■ INFORMATION SUPPLIED:
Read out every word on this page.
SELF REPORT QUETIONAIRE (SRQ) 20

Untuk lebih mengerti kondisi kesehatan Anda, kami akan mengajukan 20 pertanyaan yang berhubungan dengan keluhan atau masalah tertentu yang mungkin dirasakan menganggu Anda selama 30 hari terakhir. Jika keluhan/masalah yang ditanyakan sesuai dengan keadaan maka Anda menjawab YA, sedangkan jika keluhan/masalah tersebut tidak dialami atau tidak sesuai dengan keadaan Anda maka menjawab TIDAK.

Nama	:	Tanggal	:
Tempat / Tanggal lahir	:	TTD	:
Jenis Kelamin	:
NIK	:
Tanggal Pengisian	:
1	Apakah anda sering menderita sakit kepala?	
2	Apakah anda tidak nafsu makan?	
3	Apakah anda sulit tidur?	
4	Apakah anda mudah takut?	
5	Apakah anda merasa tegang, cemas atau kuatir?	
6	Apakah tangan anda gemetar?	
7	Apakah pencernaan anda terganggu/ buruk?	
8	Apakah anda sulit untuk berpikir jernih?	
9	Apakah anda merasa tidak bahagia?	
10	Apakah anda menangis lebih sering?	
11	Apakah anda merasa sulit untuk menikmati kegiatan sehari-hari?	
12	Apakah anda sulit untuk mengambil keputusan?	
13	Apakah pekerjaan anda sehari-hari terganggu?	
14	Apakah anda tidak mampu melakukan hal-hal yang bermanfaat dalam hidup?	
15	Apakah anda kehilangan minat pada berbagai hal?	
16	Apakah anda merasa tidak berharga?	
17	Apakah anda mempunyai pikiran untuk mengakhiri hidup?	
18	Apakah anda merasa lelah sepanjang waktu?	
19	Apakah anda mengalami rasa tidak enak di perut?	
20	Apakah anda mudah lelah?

■ SHORT EXERCISE: The records above should be repeated in full, exactly as given.

■ SOLUTION:
Read out every word on this page.
SELF REPORT QUETIONAIRE (SRQ) 20

Untuk lebih mengerti kondisi kesehatan Anda, kami akan mengajukan 20 pertanyaan yang berhubungan dengan keluhan atau masalah tertentu yang mungkin dirasakan menganggu Anda selama 30 hari terakhir. Jika keluhan/masalah yang ditanyakan sesuai dengan keadaan maka Anda menjawab YA, sedangkan jika keluhan/masalah tersebut tidak dialami atau tidak sesuai dengan keadaan Anda maka menjawab TIDAK.

Nama	:	Tanggal	:
Tempat / Tanggal lahir	:	TTD	:
Jenis Kelamin	:
NIK	:
Tanggal Pengisian	:
1	Apakah anda sering menderita sakit kepala?	
2	Apakah anda tidak nafsu makan?	
3	Apakah anda sulit tidur?	
4	Apakah anda mudah takut?	
5	Apakah anda merasa tegang, cemas atau kuatir?	
6	Apakah tangan anda gemetar?	
7	Apakah pencernaan anda terganggu/ buruk?	
8	Apakah anda sulit untuk berpikir jernih?	
9	Apakah anda merasa tidak bahagia?	
10	Apakah anda menangis lebih sering?	
11	Apakah anda merasa sulit untuk menikmati kegiatan sehari-hari?	
12	Apakah anda sulit untuk mengambil keputusan?	
13	Apakah pekerjaan anda sehari-hari terganggu?	
14	Apakah anda tidak mampu melakukan hal-hal yang bermanfaat dalam hidup?	
15	Apakah anda kehilangan minat pada berbagai hal?	
16	Apakah anda merasa tidak berharga?	
17	Apakah anda mempunyai pikiran untuk mengakhiri hidup?	
18	Apakah anda merasa lelah sepanjang waktu?	
19	Apakah anda mengalami rasa tidak enak di perut?	
20	Apakah anda mudah lelah?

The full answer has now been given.